━━ Provided passage ━━

Factors Influencing Force Output

  • Joint Angle:

    • Optimal length leads to maximum force output.

  • Muscle Cross-Sectional Area:

    • Larger muscles can generate more force.

  • Absolute Strength:

    • Strength influenced by coordination and structure.

  • Relative Strength:

    • Strength compared to body weight.

  • Fiber Type:

    • Higher proportion of FT fibers correlates with greater force.

  • Age:

    • Aging leads to loss of FT fibers (sarcopenia).

  • Sex Differences:

    • Women generally have smaller muscle fibers and more ST fibers; men have higher testosterone levels promoting muscle growth.

Chemistry of Energy Production

Energy Sources

  • Types: Carbohydrates, Fats, Proteins → ATP (Adenosine Triphosphate).

  • ATP Breakdown:

    • Energy release occurs during ATP breakdown.

━━━

§ **Activity list**:
1. Answer these questions using the notes on muscle force and energy production:
(a) According to the notes, what does aging lead to the loss of?
(b) Relative strength is strength compared to what?
(c) When does energy release occur?
2. Translate this sentence from the notes on muscle force into Spanish: "Larger muscles can generate more force."
3. Pick up the notes on muscle force and energy production after their last line and carry them on in the same style.

━━ Records ━━

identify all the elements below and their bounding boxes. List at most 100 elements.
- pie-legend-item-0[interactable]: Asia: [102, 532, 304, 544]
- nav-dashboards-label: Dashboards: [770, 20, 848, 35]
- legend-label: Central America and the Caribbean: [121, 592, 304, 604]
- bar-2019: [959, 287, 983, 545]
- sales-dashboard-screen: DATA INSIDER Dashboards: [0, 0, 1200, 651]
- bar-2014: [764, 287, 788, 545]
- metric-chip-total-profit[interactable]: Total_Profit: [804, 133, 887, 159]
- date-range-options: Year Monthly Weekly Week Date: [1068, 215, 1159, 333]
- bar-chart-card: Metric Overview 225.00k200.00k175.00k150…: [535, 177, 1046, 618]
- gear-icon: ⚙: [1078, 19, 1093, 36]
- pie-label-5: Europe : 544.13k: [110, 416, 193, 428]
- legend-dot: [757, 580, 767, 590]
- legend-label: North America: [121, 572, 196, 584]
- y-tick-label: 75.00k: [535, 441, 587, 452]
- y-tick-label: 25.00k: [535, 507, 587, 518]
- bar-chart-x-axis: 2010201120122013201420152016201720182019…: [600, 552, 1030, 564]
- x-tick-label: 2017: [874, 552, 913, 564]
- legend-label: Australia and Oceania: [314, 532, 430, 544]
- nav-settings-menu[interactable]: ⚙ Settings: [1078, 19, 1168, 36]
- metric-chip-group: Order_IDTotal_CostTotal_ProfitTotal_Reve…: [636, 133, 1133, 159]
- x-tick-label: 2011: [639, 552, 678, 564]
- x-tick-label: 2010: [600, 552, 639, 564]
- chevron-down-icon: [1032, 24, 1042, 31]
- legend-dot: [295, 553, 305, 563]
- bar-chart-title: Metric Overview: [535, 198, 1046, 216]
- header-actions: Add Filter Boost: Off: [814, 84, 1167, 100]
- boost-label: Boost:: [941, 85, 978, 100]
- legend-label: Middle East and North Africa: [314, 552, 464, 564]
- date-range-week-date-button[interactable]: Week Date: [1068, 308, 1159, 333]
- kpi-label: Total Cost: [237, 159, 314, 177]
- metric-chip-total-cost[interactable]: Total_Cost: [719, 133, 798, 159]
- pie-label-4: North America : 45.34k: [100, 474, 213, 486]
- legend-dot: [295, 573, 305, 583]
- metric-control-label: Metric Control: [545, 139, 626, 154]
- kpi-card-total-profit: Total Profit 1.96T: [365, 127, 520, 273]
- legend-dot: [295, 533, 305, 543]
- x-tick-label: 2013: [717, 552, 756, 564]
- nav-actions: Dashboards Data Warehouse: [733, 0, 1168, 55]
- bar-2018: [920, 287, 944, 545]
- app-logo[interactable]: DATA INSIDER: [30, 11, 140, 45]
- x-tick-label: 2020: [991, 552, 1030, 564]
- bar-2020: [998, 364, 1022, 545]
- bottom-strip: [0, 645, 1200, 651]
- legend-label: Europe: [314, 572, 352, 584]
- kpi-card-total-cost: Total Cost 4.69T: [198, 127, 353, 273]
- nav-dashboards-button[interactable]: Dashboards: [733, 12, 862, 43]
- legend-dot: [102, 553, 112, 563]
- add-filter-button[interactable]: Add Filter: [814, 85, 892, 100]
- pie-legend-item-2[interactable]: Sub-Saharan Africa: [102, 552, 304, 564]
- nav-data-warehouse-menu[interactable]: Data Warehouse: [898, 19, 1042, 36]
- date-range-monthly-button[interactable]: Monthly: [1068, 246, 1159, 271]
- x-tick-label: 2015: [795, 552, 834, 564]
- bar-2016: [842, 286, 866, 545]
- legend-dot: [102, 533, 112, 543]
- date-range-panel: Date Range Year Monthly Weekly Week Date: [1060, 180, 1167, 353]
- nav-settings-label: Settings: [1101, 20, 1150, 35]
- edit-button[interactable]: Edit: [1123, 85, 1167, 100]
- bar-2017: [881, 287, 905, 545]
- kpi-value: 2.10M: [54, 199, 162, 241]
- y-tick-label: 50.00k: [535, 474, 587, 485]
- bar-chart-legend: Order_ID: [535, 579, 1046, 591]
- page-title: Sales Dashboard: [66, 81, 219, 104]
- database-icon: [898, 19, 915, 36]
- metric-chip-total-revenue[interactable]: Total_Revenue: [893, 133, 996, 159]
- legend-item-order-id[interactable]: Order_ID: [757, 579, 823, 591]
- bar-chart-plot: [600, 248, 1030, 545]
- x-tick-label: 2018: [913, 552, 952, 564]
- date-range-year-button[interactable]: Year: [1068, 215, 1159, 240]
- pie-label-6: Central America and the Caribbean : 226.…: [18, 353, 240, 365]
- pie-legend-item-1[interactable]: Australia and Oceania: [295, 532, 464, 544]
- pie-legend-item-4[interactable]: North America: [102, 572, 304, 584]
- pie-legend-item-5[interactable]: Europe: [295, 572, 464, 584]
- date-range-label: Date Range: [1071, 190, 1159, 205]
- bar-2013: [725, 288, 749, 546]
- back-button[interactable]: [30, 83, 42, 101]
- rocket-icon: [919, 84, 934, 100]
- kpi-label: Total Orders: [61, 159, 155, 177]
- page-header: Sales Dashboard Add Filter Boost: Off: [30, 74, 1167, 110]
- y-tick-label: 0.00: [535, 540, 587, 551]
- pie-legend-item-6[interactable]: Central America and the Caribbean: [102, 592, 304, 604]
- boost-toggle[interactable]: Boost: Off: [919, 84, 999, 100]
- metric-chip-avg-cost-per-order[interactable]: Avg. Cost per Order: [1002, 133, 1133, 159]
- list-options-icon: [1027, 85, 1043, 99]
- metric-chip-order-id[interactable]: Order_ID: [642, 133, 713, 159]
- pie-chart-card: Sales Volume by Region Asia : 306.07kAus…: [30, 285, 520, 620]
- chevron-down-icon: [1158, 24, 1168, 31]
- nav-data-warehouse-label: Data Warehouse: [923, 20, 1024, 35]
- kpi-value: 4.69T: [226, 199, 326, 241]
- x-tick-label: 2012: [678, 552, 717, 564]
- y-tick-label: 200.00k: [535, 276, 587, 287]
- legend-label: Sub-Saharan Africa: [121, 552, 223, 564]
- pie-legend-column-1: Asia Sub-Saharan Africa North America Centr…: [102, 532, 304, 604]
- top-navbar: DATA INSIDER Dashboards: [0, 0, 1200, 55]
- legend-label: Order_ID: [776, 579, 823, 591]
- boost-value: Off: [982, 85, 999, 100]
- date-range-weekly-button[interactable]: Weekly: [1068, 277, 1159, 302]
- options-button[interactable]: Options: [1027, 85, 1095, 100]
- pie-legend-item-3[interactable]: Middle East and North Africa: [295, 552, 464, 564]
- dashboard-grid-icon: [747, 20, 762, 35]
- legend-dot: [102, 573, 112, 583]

━━━

§ **Answers**:
1.
(a) FT fibers (sarcopenia).
(b) Body weight.
(c) During ATP breakdown.

2. Los músculos más grandes pueden generar más fuerza.

3.
Three Energy Systems

  1. Phosphagen System (Immediate Energy):

    • Anaerobic

    • Utilizes stored ATP and creatine phosphate (CP).

    • 1 ATP per molecule of glucose

    • Provides energy for 7-12 seconds of high-intensity activity; no lactic acid production.

  2. Glycolytic System (Short-Term Energy):

    • Anaerobic

    • Uses glucose/glycogen

    • 2 ATP per glucose

    • Produces lactic acid (a fatigue factor), supports activity for 1-3 minutes.

    • Training enhances lactic acid clearance.

  3. Oxidative System (Long-Term Energy):

    • Aerobic

    • Involves aerobic metabolism (requires oxygen).

    • Utilizes carbohydrates, fats, proteins.

    • Produces 36 ATP per glucose, 147 ATP per fatty acid.

    • VO2 max indicates maximum oxygen consumption capability.

Energy System Interaction

  • All three energy systems cooperate based on activities' intensity and duration.

Cardiovascular System

Heart Structure

  • Layers of the Heart:

    1. Endocardium: Smooth lining.

    2. Myocardium: Muscular layer responsible for pumping blood.

    3. Epicardium: Protective outer layer.

  • Pericardium: Protective sac surrounding the heart.

Heart Function

  • Sinus Node:

    • Generates electrical impulses for heartbeat.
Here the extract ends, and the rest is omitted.